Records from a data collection
......
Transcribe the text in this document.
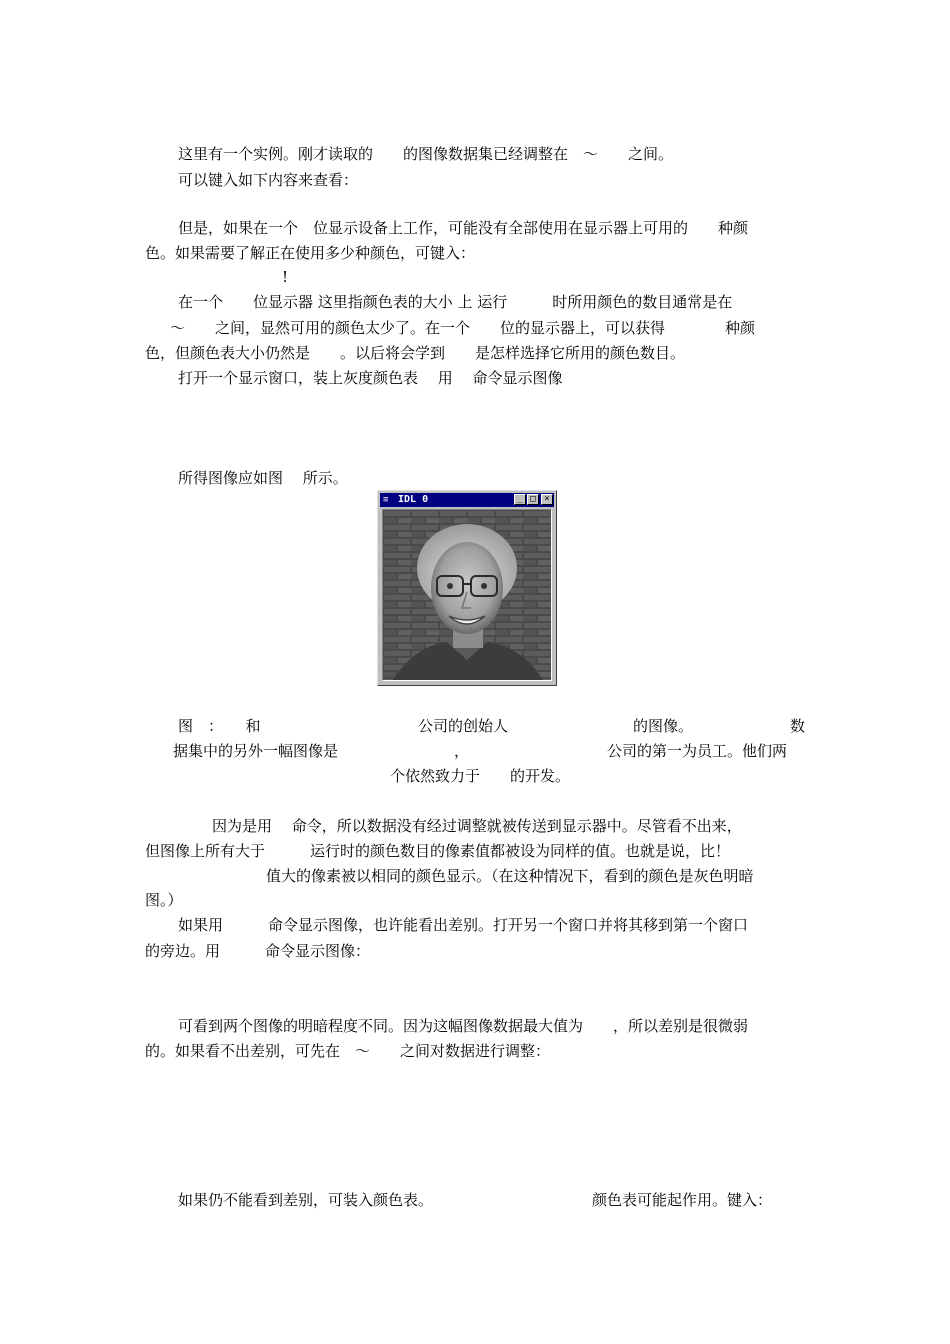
这里有一个实例。刚才读取的　　的图像数据集已经调整在　～　　之间。

可以键入如下内容来查看：

但是，如果在一个　位显示设备上工作，可能没有全部使用在显示器上可用的　　种颜

色。如果需要了解正在使用多少种颜色，可键入：

!

在一个　　位显示器 这里指颜色表的大小 上 运行　　　时所用颜色的数目通常是在

～　　之间，显然可用的颜色太少了。在一个　　位的显示器上，可以获得　　　　种颜

色，但颜色表大小仍然是　　。以后将会学到　　是怎样选择它所用的颜色数目。

打开一个显示窗口，装上灰度颜色表　 用　 命令显示图像

所得图像应如图　 所示。

≡ IDL 0	_ □ ×

图　：　　和	公司的创始人	的图像。	数

据集中的另外一幅图像是	，	公司的第一为员工。他们两

个依然致力于　　的开发。

因为是用　 命令，所以数据没有经过调整就被传送到显示器中。尽管看不出来，

但图像上所有大于　　　运行时的颜色数目的像素值都被设为同样的值。也就是说，比！

值大的像素被以相同的颜色显示。（在这种情况下，看到的颜色是灰色明暗

图。）

如果用　　　命令显示图像，也许能看出差别。打开另一个窗口并将其移到第一个窗口

的旁边。用　　　命令显示图像：

可看到两个图像的明暗程度不同。因为这幅图像数据最大值为　　，所以差别是很微弱

的。如果看不出差别，可先在　～　　之间对数据进行调整：

如果仍不能看到差别，可装入颜色表。	颜色表可能起作用。键入：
......
### Objective
Search the records for the word "命令显示图像" and copy every line where it occurs.

### Written answer
打开一个显示窗口，装上灰度颜色表　 用　 命令显示图像
如果用　　　命令显示图像，也许能看出差别。打开另一个窗口并将其移到第一个窗口
的旁边。用　　　命令显示图像：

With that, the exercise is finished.